-- BEGIN GIVEN DATA --

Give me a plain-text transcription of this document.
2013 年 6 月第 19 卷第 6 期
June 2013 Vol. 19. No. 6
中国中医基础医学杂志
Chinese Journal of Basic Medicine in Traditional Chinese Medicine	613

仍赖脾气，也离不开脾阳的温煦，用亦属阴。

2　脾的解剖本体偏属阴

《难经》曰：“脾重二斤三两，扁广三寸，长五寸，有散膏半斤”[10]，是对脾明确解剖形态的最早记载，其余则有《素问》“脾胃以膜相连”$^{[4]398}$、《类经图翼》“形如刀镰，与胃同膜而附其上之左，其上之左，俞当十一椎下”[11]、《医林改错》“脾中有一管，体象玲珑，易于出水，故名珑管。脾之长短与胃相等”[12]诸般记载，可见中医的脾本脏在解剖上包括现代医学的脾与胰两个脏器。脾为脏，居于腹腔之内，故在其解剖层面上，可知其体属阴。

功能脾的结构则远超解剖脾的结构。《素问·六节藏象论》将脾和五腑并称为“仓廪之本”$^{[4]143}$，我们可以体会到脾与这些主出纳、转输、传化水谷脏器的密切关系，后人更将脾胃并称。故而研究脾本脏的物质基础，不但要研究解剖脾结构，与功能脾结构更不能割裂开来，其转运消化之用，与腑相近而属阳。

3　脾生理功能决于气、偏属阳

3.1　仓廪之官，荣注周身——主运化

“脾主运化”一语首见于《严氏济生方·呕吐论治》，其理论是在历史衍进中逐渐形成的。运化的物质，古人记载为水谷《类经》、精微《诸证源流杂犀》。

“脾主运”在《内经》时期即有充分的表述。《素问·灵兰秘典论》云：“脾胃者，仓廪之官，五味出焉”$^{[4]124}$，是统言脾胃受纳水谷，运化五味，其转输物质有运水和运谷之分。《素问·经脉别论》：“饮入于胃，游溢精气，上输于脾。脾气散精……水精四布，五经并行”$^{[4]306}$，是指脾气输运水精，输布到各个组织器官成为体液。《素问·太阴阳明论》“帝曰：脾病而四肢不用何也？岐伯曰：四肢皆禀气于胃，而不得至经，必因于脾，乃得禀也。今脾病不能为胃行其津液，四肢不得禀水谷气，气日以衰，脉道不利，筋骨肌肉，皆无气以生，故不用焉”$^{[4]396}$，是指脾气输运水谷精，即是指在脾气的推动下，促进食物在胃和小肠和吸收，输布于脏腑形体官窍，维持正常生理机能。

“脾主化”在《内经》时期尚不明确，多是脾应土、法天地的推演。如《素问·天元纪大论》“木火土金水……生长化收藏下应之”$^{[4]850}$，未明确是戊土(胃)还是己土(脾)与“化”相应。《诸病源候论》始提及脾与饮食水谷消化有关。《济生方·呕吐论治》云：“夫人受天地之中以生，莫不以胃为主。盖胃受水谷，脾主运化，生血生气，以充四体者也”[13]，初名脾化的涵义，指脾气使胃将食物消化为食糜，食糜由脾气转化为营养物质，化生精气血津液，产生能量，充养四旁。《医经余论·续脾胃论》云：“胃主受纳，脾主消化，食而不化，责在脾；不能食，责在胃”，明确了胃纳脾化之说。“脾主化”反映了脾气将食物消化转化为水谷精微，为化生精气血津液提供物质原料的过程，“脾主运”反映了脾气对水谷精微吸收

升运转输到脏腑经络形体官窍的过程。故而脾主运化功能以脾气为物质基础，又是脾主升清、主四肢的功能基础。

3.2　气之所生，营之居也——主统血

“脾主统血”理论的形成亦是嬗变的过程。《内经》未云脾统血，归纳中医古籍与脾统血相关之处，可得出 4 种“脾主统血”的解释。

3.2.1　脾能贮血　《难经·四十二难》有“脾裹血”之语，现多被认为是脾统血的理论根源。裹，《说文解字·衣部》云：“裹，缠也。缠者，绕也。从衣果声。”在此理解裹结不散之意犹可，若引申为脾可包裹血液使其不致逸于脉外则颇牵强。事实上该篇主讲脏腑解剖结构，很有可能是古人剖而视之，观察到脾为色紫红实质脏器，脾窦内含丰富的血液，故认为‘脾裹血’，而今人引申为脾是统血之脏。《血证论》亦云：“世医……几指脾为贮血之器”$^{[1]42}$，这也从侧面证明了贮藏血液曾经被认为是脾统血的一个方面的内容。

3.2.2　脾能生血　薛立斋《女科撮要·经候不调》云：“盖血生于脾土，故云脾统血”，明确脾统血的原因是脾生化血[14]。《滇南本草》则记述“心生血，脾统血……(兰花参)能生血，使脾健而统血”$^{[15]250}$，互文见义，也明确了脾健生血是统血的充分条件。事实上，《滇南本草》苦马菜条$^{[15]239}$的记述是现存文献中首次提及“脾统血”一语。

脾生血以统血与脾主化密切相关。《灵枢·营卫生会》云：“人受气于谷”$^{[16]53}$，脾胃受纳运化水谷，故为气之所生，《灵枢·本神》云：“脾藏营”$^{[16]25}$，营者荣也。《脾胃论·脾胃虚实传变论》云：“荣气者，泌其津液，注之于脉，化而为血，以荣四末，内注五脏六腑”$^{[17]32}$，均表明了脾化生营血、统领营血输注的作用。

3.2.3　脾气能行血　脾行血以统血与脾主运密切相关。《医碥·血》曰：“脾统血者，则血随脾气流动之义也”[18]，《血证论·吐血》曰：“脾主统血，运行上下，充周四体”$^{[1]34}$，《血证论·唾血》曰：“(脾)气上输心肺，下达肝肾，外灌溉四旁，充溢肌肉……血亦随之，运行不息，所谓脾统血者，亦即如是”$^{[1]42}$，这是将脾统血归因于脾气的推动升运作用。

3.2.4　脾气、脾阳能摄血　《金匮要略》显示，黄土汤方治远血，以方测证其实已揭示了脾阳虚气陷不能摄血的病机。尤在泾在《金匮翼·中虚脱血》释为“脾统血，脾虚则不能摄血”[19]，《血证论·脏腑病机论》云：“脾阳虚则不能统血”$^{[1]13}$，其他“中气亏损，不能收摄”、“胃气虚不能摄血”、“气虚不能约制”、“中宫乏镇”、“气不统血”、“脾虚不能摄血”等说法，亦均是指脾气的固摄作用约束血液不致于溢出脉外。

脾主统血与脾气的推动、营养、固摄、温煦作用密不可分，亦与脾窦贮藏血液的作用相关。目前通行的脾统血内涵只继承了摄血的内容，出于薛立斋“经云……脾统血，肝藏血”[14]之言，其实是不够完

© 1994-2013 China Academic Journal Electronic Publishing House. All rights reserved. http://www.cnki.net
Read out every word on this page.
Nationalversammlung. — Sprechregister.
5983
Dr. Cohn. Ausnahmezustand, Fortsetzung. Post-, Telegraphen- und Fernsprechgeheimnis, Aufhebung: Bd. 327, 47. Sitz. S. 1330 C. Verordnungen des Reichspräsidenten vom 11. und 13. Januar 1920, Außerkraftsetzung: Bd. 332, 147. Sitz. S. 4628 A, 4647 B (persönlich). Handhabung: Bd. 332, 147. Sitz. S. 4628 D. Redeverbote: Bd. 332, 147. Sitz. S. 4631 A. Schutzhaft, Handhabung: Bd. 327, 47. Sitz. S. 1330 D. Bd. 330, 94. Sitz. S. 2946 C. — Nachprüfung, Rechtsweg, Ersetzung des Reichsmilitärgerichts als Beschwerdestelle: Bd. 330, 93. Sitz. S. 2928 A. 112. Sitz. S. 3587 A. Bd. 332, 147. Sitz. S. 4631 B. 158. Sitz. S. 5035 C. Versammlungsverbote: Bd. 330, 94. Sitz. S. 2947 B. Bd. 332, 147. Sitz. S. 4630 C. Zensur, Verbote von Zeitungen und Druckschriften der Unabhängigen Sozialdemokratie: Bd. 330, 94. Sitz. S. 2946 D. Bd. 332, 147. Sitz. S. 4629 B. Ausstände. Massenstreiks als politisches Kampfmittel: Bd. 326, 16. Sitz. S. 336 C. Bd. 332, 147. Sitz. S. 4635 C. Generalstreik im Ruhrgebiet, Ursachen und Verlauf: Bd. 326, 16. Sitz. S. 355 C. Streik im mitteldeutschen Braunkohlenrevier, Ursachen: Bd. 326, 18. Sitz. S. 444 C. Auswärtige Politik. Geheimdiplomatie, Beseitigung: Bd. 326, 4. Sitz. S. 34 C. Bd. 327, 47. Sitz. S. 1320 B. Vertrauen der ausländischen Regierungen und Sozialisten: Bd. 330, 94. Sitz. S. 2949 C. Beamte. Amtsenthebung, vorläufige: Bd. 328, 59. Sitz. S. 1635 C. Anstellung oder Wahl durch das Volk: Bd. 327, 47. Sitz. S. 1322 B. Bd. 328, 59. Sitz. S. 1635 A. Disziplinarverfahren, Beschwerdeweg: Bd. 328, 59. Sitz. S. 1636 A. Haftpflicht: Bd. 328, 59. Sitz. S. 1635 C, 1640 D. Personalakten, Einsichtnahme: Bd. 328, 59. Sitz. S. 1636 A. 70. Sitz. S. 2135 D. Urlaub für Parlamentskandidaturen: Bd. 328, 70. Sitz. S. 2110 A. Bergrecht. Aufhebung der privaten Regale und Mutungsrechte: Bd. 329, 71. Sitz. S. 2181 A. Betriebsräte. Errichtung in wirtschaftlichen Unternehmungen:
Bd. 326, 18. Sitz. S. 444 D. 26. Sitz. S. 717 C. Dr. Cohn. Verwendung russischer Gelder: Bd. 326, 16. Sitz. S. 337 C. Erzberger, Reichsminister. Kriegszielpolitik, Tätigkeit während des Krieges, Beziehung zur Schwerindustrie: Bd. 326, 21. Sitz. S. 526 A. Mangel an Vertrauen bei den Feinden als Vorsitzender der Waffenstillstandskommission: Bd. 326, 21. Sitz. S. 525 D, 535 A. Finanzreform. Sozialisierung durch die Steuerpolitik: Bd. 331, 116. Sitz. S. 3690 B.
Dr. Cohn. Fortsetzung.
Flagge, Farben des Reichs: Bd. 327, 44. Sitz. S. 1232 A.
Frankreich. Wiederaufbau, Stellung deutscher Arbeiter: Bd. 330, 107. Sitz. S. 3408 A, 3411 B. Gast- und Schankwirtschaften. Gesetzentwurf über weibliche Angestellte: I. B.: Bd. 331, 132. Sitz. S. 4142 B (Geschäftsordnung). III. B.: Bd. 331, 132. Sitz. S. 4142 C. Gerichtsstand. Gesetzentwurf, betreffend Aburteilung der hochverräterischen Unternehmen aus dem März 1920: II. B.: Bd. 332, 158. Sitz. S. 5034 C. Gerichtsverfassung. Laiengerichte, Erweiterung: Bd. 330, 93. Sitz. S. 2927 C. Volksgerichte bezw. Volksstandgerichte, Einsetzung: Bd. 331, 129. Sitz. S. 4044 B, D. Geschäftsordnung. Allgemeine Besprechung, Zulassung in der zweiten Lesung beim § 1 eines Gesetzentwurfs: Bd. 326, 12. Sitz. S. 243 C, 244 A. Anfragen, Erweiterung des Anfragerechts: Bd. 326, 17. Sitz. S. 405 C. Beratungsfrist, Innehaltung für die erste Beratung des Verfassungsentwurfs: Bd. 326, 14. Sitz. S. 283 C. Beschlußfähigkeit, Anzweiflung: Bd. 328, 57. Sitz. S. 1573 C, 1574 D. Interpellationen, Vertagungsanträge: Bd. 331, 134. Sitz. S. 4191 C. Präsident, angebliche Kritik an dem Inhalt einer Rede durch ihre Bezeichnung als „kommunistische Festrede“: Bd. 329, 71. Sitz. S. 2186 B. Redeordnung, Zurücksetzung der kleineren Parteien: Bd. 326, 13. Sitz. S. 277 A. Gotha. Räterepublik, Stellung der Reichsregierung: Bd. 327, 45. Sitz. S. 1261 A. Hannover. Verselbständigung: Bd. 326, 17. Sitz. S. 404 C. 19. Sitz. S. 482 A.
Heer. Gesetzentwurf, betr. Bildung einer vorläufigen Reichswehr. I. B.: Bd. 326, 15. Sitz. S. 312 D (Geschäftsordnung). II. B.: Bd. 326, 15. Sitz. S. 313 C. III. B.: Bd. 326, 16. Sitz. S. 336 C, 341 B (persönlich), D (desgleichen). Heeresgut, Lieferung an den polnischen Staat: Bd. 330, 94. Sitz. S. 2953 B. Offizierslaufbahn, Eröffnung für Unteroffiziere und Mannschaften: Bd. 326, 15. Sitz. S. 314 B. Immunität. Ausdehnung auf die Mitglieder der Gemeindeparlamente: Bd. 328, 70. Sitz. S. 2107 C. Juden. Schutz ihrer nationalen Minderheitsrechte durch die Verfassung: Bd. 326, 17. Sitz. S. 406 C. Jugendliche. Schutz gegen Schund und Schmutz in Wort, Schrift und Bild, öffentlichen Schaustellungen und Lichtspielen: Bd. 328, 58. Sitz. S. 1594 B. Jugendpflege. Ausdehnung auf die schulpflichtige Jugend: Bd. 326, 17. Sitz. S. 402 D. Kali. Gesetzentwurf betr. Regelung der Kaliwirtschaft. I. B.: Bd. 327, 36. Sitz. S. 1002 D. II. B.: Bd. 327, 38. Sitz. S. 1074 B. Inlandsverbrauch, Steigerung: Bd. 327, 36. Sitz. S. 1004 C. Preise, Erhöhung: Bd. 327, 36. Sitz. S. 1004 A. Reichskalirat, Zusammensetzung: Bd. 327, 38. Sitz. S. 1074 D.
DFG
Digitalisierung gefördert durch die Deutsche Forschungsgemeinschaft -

-- END GIVEN DATA --

AIM OF THE EXERCISE: Scan the material above. Return every line containing the string "this".

OUTPUT BELOW:
Give me a plain-text transcription of this document.
Read out every word on this page.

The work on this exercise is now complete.